Set exercise:
How many lines in these records hold the string "Convert"? State only that number.

Records to use:
— start —

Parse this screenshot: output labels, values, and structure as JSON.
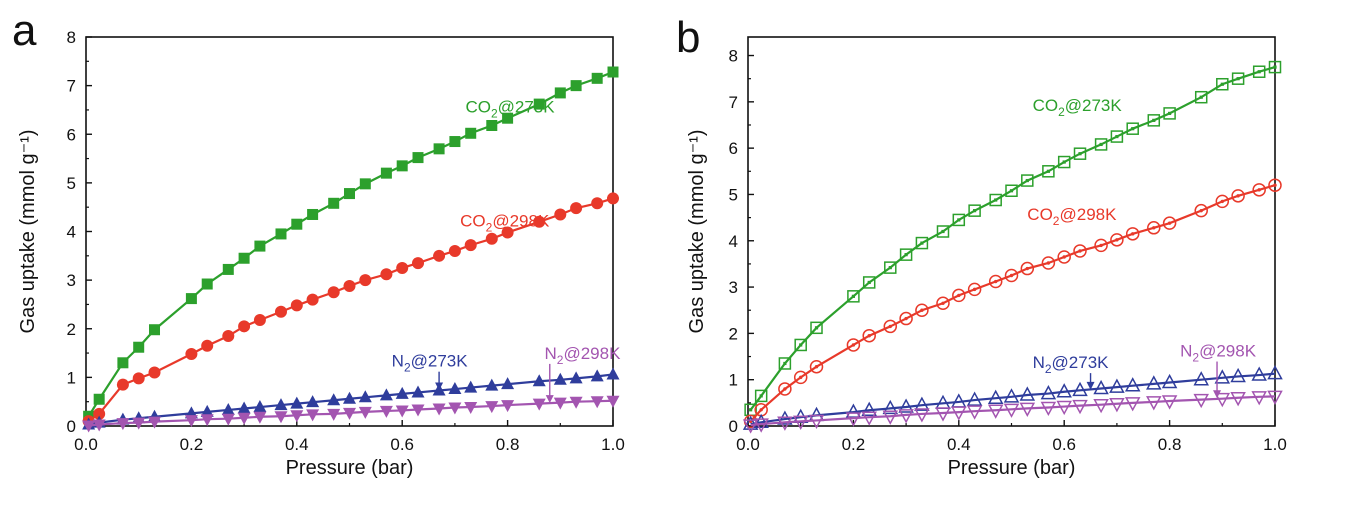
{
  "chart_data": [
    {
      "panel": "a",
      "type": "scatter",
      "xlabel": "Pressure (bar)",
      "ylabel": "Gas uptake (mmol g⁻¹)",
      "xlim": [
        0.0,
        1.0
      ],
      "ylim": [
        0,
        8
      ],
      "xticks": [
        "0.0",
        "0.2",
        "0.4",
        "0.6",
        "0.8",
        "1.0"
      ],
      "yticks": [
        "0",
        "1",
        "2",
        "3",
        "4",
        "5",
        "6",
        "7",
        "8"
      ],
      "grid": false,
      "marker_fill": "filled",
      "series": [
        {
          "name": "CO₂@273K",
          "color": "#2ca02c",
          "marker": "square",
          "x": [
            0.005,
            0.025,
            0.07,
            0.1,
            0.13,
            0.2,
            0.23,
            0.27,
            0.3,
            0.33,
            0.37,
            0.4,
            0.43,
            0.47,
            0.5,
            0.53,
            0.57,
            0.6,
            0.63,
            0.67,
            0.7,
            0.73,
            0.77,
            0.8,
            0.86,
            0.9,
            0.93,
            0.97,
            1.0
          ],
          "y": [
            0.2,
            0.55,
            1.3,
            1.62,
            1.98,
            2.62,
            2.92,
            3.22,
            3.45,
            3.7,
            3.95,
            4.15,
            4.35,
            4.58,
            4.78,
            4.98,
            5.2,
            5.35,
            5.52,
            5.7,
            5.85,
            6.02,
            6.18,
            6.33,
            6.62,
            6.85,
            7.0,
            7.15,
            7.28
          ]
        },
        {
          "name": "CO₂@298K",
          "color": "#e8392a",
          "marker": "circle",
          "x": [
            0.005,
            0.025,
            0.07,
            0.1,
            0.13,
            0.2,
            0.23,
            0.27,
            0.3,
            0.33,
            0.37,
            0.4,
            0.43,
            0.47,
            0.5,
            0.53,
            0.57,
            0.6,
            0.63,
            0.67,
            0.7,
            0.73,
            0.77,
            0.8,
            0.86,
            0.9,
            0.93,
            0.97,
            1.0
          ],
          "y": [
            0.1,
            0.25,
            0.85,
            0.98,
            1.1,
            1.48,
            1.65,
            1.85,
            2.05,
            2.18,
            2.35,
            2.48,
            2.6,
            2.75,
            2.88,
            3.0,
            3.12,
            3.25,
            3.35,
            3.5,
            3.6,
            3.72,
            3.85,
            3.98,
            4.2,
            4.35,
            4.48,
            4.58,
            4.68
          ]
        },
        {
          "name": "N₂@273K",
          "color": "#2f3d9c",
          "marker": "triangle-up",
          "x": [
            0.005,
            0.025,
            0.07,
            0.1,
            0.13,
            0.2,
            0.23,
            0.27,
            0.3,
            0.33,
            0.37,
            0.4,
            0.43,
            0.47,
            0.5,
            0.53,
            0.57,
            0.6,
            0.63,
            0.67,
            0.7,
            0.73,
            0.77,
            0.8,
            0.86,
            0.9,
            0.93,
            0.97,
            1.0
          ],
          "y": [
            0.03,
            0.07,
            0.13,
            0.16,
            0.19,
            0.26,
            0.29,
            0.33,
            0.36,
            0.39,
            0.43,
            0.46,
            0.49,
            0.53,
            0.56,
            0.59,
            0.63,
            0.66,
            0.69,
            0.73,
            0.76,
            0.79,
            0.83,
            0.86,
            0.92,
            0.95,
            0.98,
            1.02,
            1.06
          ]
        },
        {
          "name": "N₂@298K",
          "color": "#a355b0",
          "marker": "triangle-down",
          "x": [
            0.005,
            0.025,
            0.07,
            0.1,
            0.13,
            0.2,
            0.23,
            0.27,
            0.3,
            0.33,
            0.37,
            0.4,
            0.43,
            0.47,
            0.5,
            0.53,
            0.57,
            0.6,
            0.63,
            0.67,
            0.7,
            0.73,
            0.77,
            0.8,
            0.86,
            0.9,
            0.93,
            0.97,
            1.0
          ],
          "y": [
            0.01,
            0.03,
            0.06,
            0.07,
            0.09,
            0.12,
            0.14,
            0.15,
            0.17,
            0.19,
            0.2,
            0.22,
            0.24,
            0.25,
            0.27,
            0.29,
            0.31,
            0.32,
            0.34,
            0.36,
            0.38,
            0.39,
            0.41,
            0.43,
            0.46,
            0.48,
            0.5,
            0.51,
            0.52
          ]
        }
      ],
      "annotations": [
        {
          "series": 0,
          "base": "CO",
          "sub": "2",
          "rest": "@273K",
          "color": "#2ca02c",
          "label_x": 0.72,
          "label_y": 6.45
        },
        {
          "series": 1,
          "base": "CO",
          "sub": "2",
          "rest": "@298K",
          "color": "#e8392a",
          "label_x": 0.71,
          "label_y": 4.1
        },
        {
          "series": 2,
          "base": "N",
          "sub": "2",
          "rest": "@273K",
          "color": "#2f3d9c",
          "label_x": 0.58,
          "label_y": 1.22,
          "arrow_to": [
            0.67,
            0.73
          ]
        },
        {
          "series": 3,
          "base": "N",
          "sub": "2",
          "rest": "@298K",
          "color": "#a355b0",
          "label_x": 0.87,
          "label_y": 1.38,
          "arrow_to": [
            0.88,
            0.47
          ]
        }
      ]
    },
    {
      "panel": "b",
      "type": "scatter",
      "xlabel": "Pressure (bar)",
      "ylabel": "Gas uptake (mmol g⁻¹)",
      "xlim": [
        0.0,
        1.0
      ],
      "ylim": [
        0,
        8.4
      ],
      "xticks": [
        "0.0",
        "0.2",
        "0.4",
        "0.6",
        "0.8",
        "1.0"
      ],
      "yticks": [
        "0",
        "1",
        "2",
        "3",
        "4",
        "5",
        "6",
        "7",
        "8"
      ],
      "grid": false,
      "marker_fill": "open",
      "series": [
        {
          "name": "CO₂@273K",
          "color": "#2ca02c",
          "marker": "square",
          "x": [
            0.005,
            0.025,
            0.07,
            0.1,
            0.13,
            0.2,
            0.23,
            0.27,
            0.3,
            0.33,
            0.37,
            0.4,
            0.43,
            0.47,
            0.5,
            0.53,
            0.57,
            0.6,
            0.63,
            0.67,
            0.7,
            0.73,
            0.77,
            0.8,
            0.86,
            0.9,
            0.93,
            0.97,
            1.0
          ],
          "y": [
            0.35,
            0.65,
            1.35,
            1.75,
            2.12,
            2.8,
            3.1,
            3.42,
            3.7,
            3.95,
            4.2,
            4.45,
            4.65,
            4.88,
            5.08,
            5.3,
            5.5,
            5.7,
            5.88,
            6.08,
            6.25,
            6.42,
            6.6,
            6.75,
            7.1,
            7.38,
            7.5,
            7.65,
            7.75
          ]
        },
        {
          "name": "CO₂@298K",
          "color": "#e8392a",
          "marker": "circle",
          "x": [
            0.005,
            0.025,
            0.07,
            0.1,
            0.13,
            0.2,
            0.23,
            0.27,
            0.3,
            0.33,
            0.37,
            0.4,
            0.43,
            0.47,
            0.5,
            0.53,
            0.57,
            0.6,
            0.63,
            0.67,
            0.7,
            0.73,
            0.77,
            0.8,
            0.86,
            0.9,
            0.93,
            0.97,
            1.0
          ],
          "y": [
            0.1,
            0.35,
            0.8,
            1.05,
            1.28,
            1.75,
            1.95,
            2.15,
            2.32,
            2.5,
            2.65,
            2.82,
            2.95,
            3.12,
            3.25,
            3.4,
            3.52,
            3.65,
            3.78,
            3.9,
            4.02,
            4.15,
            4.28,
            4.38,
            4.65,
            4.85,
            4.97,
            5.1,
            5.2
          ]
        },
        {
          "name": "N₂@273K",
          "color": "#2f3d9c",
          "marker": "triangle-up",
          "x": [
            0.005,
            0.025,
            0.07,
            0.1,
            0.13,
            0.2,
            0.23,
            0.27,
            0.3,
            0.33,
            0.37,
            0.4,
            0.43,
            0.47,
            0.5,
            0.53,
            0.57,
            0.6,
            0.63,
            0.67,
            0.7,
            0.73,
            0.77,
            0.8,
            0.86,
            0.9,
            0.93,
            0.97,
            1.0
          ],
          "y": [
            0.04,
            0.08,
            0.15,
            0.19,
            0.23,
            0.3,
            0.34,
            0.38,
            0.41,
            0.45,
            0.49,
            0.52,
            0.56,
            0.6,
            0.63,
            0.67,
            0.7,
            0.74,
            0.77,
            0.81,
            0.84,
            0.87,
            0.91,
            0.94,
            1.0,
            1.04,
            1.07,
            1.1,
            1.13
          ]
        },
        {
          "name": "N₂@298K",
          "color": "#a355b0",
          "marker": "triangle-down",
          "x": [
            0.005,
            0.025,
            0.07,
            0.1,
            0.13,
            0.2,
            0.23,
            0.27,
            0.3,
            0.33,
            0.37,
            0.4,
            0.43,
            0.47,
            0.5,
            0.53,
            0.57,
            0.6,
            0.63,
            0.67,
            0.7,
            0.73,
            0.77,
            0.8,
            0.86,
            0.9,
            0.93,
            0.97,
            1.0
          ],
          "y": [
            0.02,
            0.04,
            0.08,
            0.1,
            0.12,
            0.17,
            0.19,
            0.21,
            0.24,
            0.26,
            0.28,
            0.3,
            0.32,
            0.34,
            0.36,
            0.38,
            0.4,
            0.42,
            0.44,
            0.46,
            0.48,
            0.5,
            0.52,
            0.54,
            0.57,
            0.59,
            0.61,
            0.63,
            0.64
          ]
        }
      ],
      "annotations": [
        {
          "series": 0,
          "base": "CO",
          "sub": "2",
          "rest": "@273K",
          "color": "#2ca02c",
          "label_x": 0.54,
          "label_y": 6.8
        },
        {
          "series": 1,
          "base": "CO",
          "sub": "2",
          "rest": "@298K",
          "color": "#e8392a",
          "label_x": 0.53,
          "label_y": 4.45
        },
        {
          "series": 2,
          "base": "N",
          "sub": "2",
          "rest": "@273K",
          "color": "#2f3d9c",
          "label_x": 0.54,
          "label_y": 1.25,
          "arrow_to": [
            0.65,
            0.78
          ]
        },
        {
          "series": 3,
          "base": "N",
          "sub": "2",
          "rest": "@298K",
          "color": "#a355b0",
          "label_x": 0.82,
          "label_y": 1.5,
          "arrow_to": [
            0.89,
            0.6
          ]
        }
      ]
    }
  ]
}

— end —
— start —

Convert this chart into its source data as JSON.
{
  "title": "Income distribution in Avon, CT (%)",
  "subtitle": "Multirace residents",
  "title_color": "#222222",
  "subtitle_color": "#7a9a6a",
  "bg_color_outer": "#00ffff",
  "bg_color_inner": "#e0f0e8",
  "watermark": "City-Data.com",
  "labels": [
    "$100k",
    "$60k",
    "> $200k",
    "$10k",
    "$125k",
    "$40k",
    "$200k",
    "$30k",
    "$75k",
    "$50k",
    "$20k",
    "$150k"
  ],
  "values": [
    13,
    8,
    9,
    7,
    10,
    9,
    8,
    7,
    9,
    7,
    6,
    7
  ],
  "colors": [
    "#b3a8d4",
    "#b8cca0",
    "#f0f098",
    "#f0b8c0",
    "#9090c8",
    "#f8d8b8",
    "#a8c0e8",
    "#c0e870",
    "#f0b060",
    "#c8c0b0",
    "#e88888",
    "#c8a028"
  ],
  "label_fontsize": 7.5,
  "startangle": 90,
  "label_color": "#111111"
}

— end —
— start —

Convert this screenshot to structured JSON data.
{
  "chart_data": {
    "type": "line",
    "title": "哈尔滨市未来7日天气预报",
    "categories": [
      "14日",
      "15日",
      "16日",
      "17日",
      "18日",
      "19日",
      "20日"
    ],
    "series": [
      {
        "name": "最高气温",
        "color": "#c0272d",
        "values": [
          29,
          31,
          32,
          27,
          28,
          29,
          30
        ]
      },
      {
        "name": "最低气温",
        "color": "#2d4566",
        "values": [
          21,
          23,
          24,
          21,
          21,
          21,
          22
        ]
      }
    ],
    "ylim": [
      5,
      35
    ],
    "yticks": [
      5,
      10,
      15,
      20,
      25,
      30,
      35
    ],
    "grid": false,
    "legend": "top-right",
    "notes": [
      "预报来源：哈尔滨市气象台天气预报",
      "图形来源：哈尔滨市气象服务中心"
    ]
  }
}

— end —

Task solution:
2